[start of EXERCISE INPUTS]

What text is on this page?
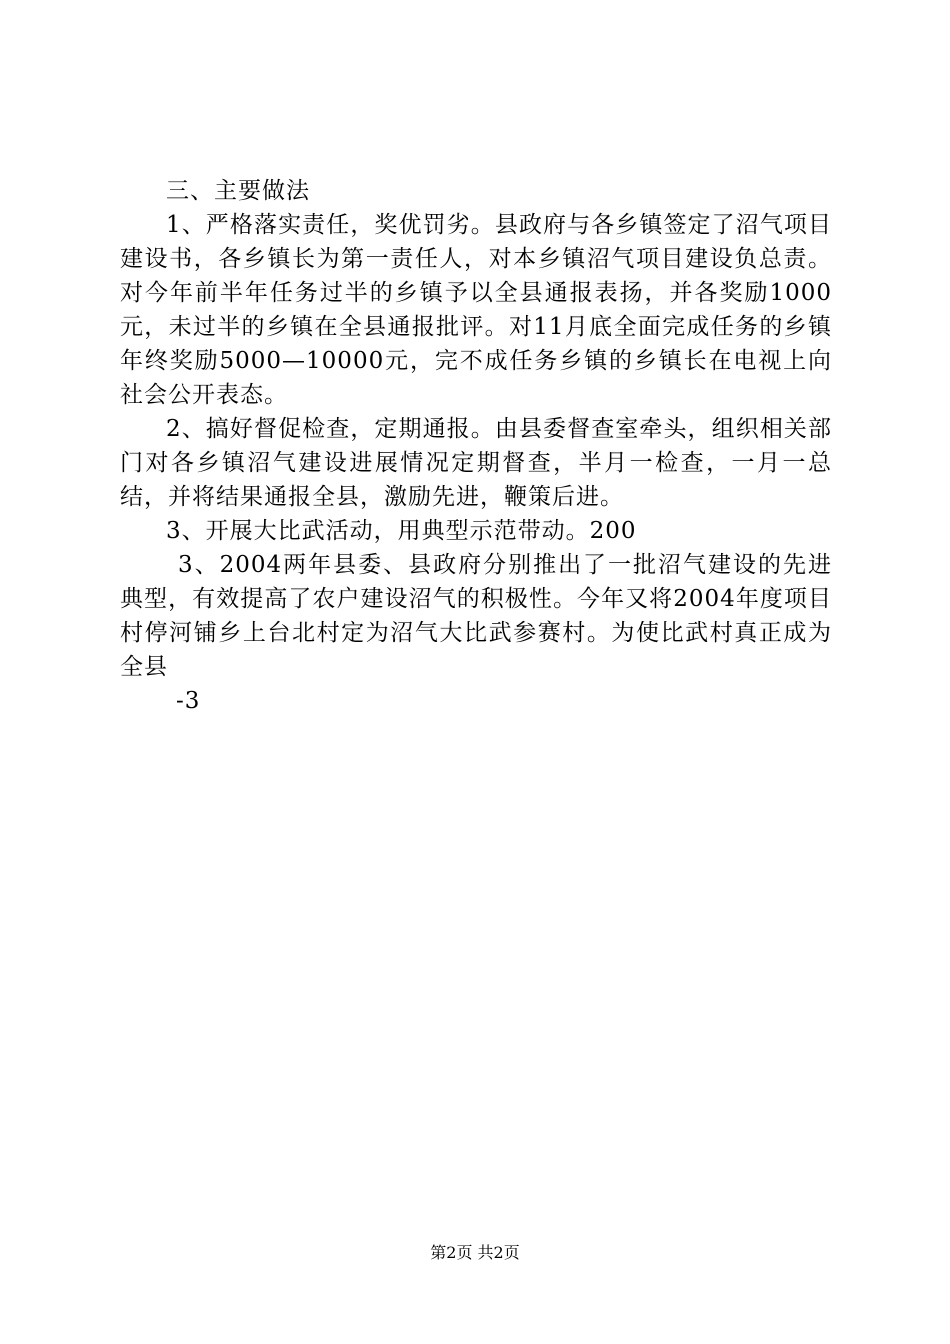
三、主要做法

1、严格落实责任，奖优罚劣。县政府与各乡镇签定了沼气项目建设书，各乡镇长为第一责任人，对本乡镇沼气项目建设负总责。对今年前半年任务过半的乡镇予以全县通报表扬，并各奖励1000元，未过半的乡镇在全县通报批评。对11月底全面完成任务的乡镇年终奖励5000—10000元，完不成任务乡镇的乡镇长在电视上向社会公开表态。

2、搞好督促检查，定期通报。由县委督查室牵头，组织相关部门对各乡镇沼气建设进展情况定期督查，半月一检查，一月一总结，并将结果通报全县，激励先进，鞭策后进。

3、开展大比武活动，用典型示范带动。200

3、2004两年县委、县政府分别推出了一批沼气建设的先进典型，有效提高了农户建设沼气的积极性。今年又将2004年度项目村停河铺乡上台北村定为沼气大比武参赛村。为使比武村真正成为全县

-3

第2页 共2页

[end of EXERCISE INPUTS]

Give back all entries exactly. No pictures belong in the copy.

What text is on this page?
三、主要做法

1、严格落实责任，奖优罚劣。县政府与各乡镇签定了沼气项目建设书，各乡镇长为第一责任人，对本乡镇沼气项目建设负总责。对今年前半年任务过半的乡镇予以全县通报表扬，并各奖励1000元，未过半的乡镇在全县通报批评。对11月底全面完成任务的乡镇年终奖励5000—10000元，完不成任务乡镇的乡镇长在电视上向社会公开表态。

2、搞好督促检查，定期通报。由县委督查室牵头，组织相关部门对各乡镇沼气建设进展情况定期督查，半月一检查，一月一总结，并将结果通报全县，激励先进，鞭策后进。

3、开展大比武活动，用典型示范带动。200

3、2004两年县委、县政府分别推出了一批沼气建设的先进典型，有效提高了农户建设沼气的积极性。今年又将2004年度项目村停河铺乡上台北村定为沼气大比武参赛村。为使比武村真正成为全县

-3

第2页 共2页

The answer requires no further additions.